> [Written task]: Copy the records that follow exactly as written, but not their pictures.

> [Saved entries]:
::::::::::
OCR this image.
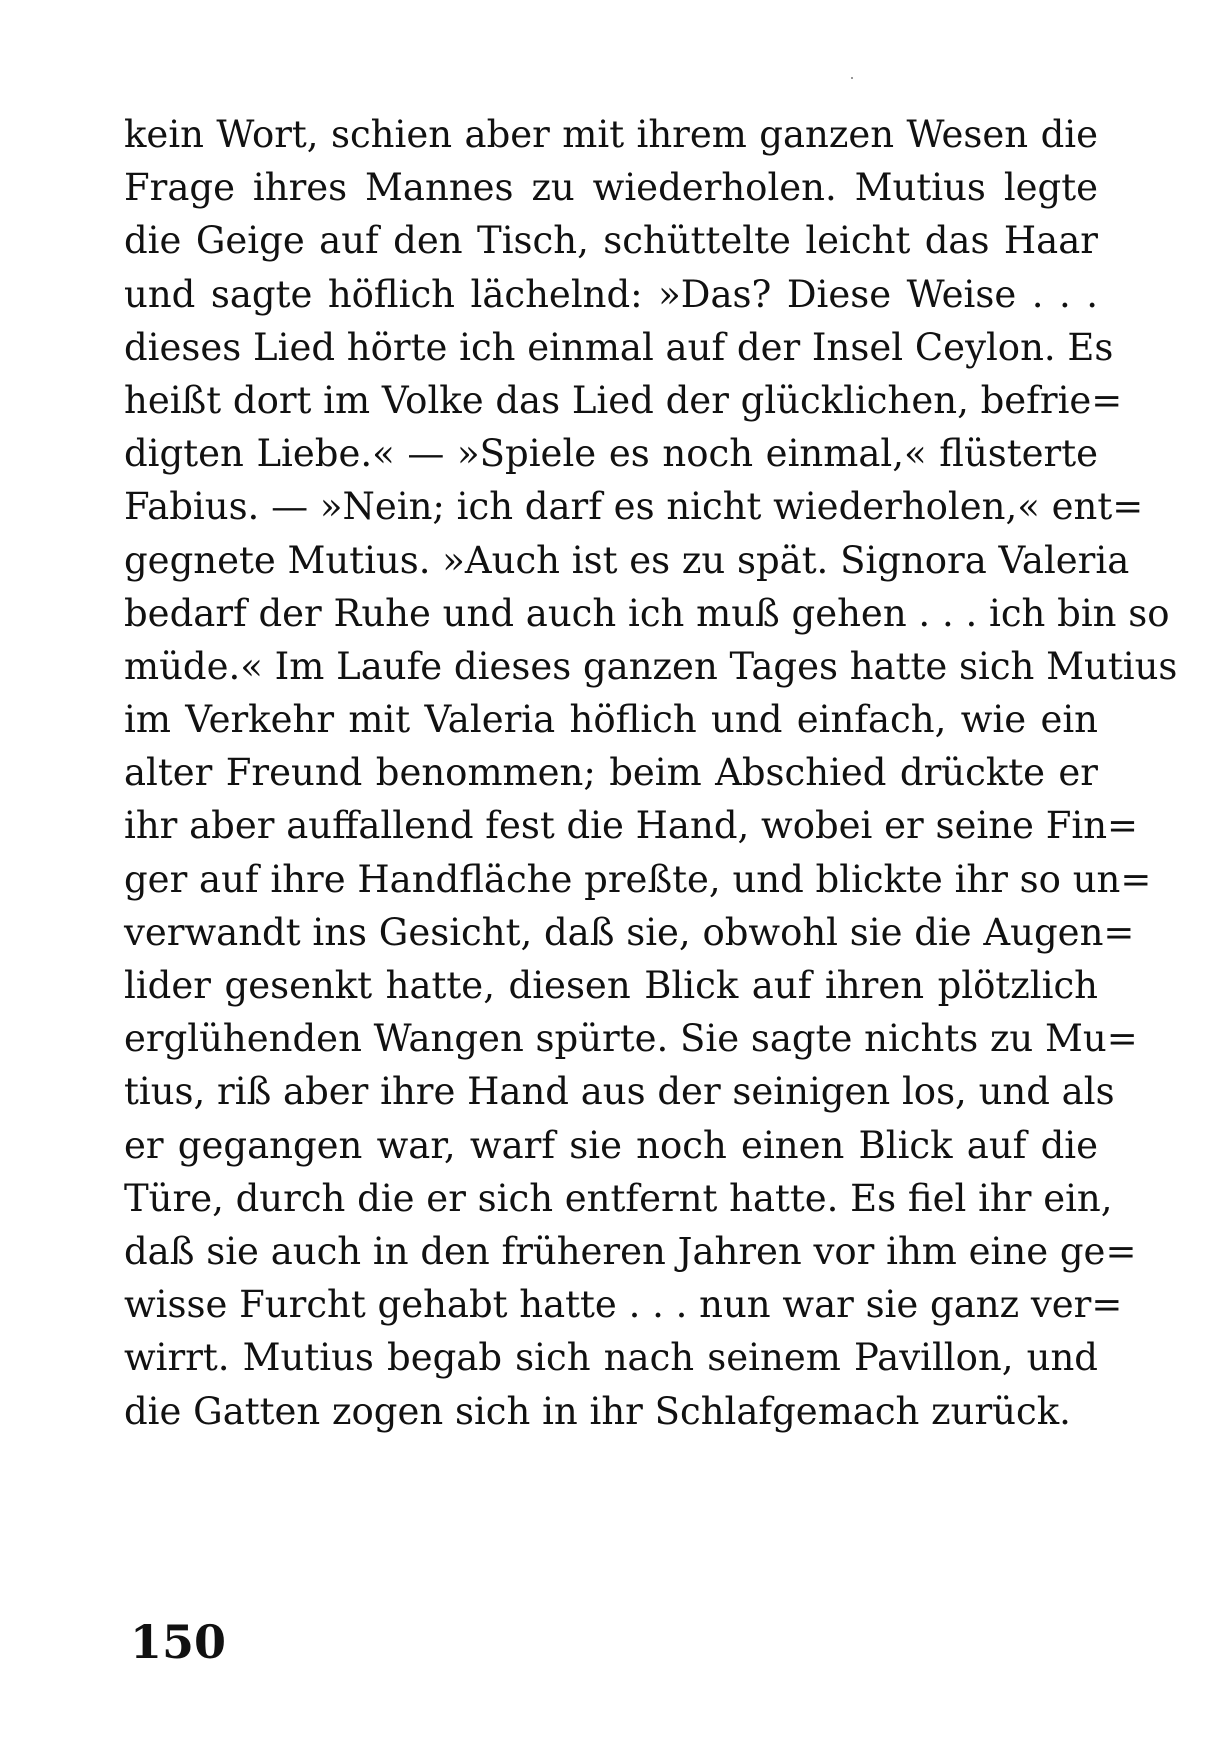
kein Wort, schien aber mit ihrem ganzen Wesen die
Frage ihres Mannes zu wiederholen. Mutius legte
die Geige auf den Tisch, schüttelte leicht das Haar
und sagte höflich lächelnd: »Das? Diese Weise . . .
dieses Lied hörte ich einmal auf der Insel Ceylon. Es
heißt dort im Volke das Lied der glücklichen, befrie=
digten Liebe.« — »Spiele es noch einmal,« flüsterte
Fabius. — »Nein; ich darf es nicht wiederholen,« ent=
gegnete Mutius. »Auch ist es zu spät. Signora Valeria
bedarf der Ruhe und auch ich muß gehen . . . ich bin so
müde.« Im Laufe dieses ganzen Tages hatte sich Mutius
im Verkehr mit Valeria höflich und einfach, wie ein
alter Freund benommen; beim Abschied drückte er
ihr aber auffallend fest die Hand, wobei er seine Fin=
ger auf ihre Handfläche preßte, und blickte ihr so un=
verwandt ins Gesicht, daß sie, obwohl sie die Augen=
lider gesenkt hatte, diesen Blick auf ihren plötzlich
erglühenden Wangen spürte. Sie sagte nichts zu Mu=
tius, riß aber ihre Hand aus der seinigen los, und als
er gegangen war, warf sie noch einen Blick auf die
Türe, durch die er sich entfernt hatte. Es fiel ihr ein,
daß sie auch in den früheren Jahren vor ihm eine ge=
wisse Furcht gehabt hatte . . . nun war sie ganz ver=
wirrt. Mutius begab sich nach seinem Pavillon, und
die Gatten zogen sich in ihr Schlafgemach zurück.
150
::::::::::
> [Full answer]:
OCR this image.
kein Wort, schien aber mit ihrem ganzen Wesen die
Frage ihres Mannes zu wiederholen. Mutius legte
die Geige auf den Tisch, schüttelte leicht das Haar
und sagte höflich lächelnd: »Das? Diese Weise . . .
dieses Lied hörte ich einmal auf der Insel Ceylon. Es
heißt dort im Volke das Lied der glücklichen, befrie=
digten Liebe.« — »Spiele es noch einmal,« flüsterte
Fabius. — »Nein; ich darf es nicht wiederholen,« ent=
gegnete Mutius. »Auch ist es zu spät. Signora Valeria
bedarf der Ruhe und auch ich muß gehen . . . ich bin so
müde.« Im Laufe dieses ganzen Tages hatte sich Mutius
im Verkehr mit Valeria höflich und einfach, wie ein
alter Freund benommen; beim Abschied drückte er
ihr aber auffallend fest die Hand, wobei er seine Fin=
ger auf ihre Handfläche preßte, und blickte ihr so un=
verwandt ins Gesicht, daß sie, obwohl sie die Augen=
lider gesenkt hatte, diesen Blick auf ihren plötzlich
erglühenden Wangen spürte. Sie sagte nichts zu Mu=
tius, riß aber ihre Hand aus der seinigen los, und als
er gegangen war, warf sie noch einen Blick auf die
Türe, durch die er sich entfernt hatte. Es fiel ihr ein,
daß sie auch in den früheren Jahren vor ihm eine ge=
wisse Furcht gehabt hatte . . . nun war sie ganz ver=
wirrt. Mutius begab sich nach seinem Pavillon, und
die Gatten zogen sich in ihr Schlafgemach zurück.
150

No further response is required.